> _Your task_: Extract each line of the records below that contains the string "swatch".

> _Dataset_:
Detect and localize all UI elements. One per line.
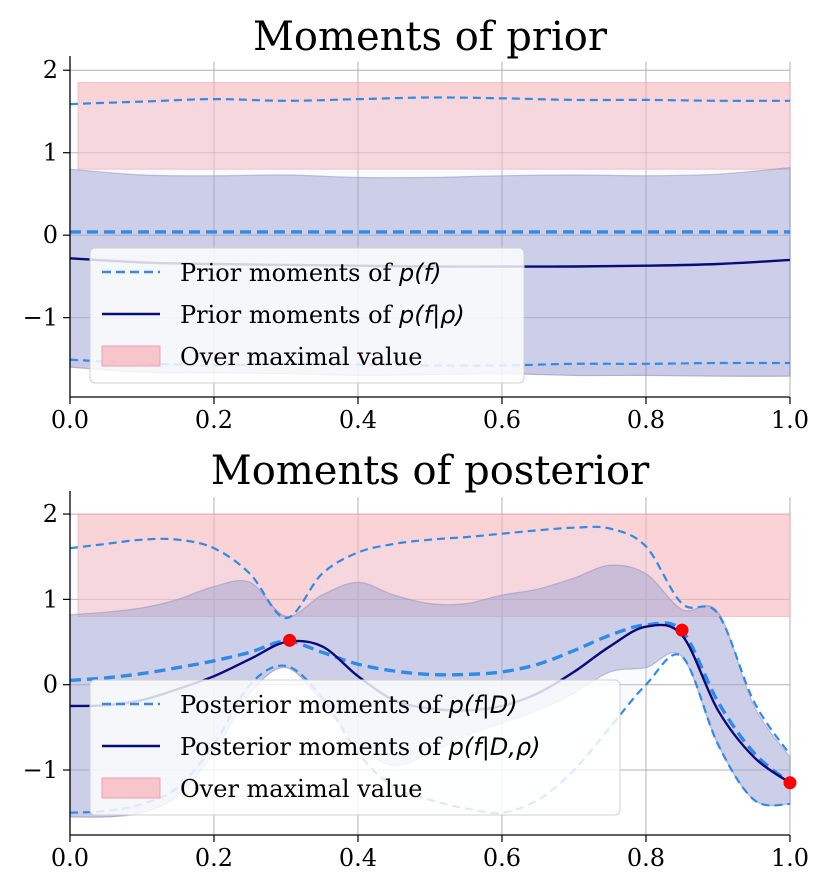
legend-swatch-band bbox=[101, 345, 161, 367]
dashed-mean-line bbox=[69, 621, 792, 785]
x-tick-label: 0.6 bbox=[483, 844, 521, 872]
confidence-band bbox=[70, 526, 790, 814]
legend-label-math: p(f) bbox=[398, 259, 441, 287]
legend-label: Over maximal value bbox=[180, 343, 422, 371]
prior-chart: Moments of prior 0.0 0.2 0.4 0.6 0.8 1.0 −1 0 1 2 P… bbox=[23, 14, 809, 434]
y-tick-label: −1 bbox=[23, 304, 58, 332]
observation-point bbox=[783, 776, 797, 790]
y-tick-label: 2 bbox=[43, 56, 58, 84]
x-tick-label: 0.0 bbox=[51, 844, 89, 872]
y-tick-label: −1 bbox=[23, 756, 58, 784]
x-tick-label: 1.0 bbox=[771, 844, 809, 872]
legend-label-text: Prior moments of bbox=[180, 259, 399, 287]
legend-label: Prior moments of p(f|ρ) bbox=[180, 301, 465, 329]
legend-box bbox=[89, 679, 621, 816]
y-tick-label: 1 bbox=[43, 585, 58, 613]
legend-box bbox=[89, 247, 525, 384]
x-tick-label: 0.4 bbox=[339, 406, 377, 434]
x-tick-label: 0.8 bbox=[627, 406, 665, 434]
legend-label-text: Over maximal value bbox=[180, 775, 422, 803]
y-tick-label: 1 bbox=[43, 139, 58, 167]
y-tick-label: 0 bbox=[43, 221, 58, 249]
legend-label-text: Over maximal value bbox=[180, 343, 422, 371]
legend-label: Posterior moments of p(f|D) bbox=[180, 691, 518, 719]
chart-title: Moments of posterior bbox=[211, 448, 650, 494]
dashed-upper-line bbox=[69, 525, 791, 756]
legend-label-text: Posterior moments of bbox=[180, 691, 449, 719]
over-max-band bbox=[77, 513, 791, 617]
x-tick-label: 0.8 bbox=[627, 844, 665, 872]
x-tick-label: 0.4 bbox=[339, 844, 377, 872]
legend-label-math: p(f|D) bbox=[448, 691, 518, 719]
legend-label: Over maximal value bbox=[180, 775, 422, 803]
legend-label-math: p(f|D,ρ) bbox=[448, 733, 541, 761]
y-tick-label: 0 bbox=[43, 671, 58, 699]
x-tick-label: 1.0 bbox=[771, 406, 809, 434]
observation-point bbox=[675, 623, 689, 637]
legend-label-text: Prior moments of bbox=[180, 301, 399, 329]
legend-swatch-band bbox=[101, 777, 161, 799]
x-tick-label: 0.2 bbox=[195, 406, 233, 434]
x-tick-label: 0.0 bbox=[51, 406, 89, 434]
observation-point bbox=[283, 633, 297, 647]
x-tick-label: 0.6 bbox=[483, 406, 521, 434]
dashed-upper-line bbox=[69, 96, 791, 106]
chart-title: Moments of prior bbox=[253, 14, 608, 60]
x-tick-label: 0.2 bbox=[195, 844, 233, 872]
legend-label: Prior moments of p(f) bbox=[180, 259, 441, 287]
posterior-chart: Moments of posterior 0.0 0.2 0.4 0.6 0.8 1.0 −1… bbox=[23, 448, 809, 872]
legend-label-math: p(f|ρ) bbox=[398, 301, 465, 329]
legend-label: Posterior moments of p(f|D,ρ) bbox=[180, 733, 541, 761]
legend-label-text: Posterior moments of bbox=[180, 733, 449, 761]
y-tick-label: 2 bbox=[43, 500, 58, 528]
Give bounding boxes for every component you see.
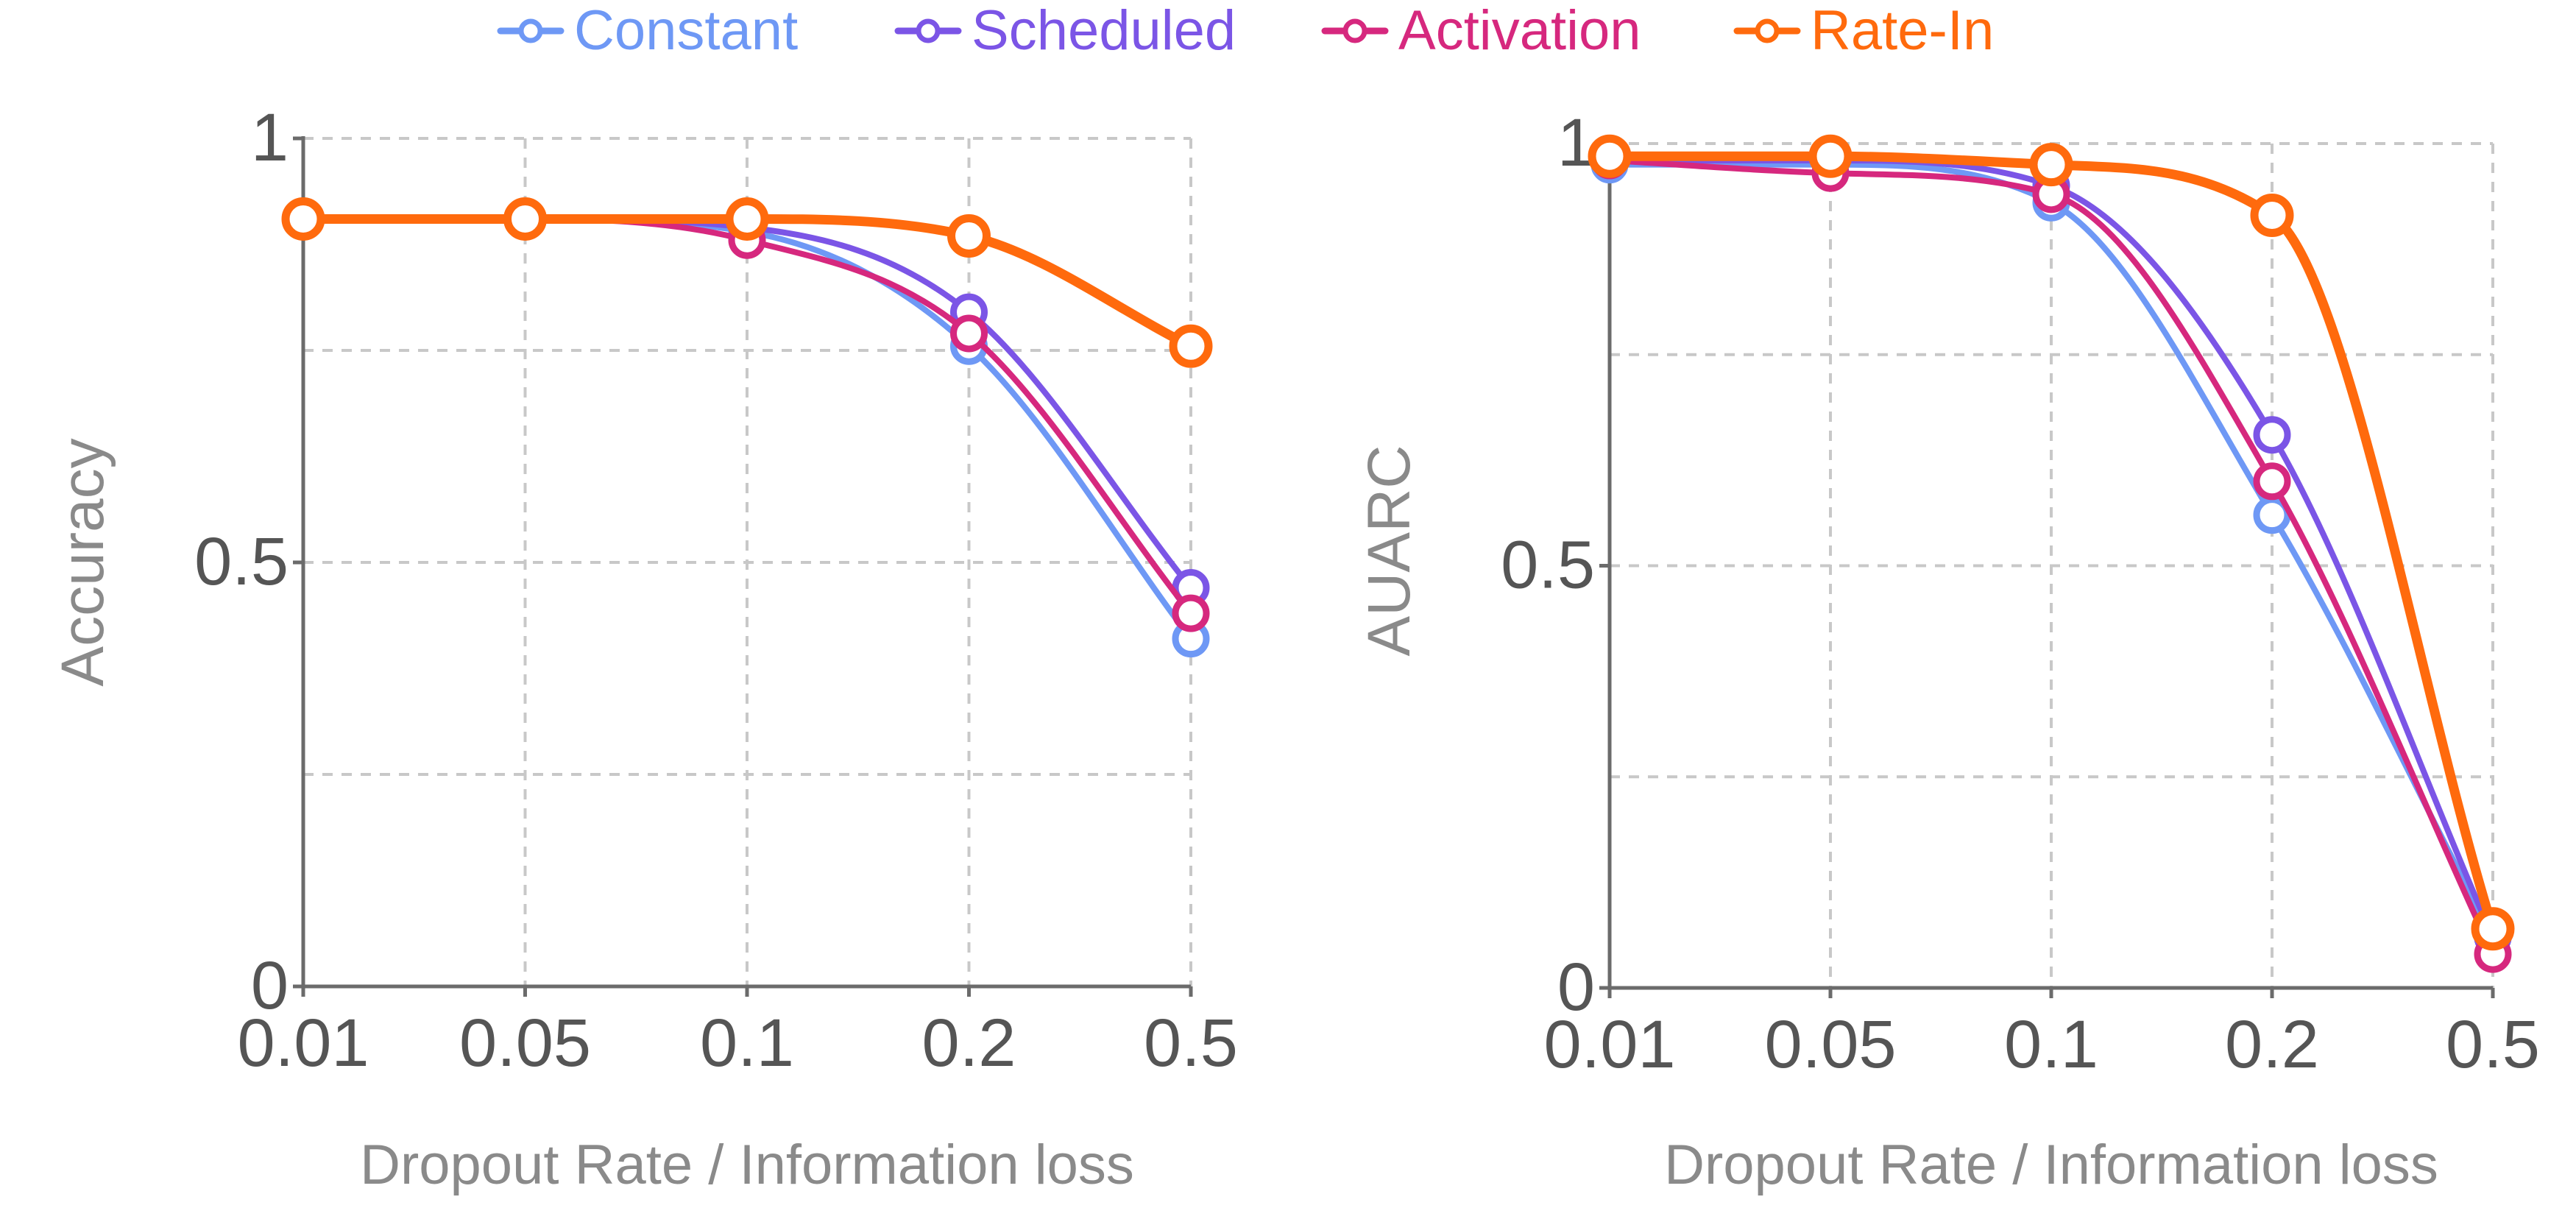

> _Task answer_:
legend-swatch-band bbox=[101, 345, 161, 367]
legend-swatch-band bbox=[101, 777, 161, 799]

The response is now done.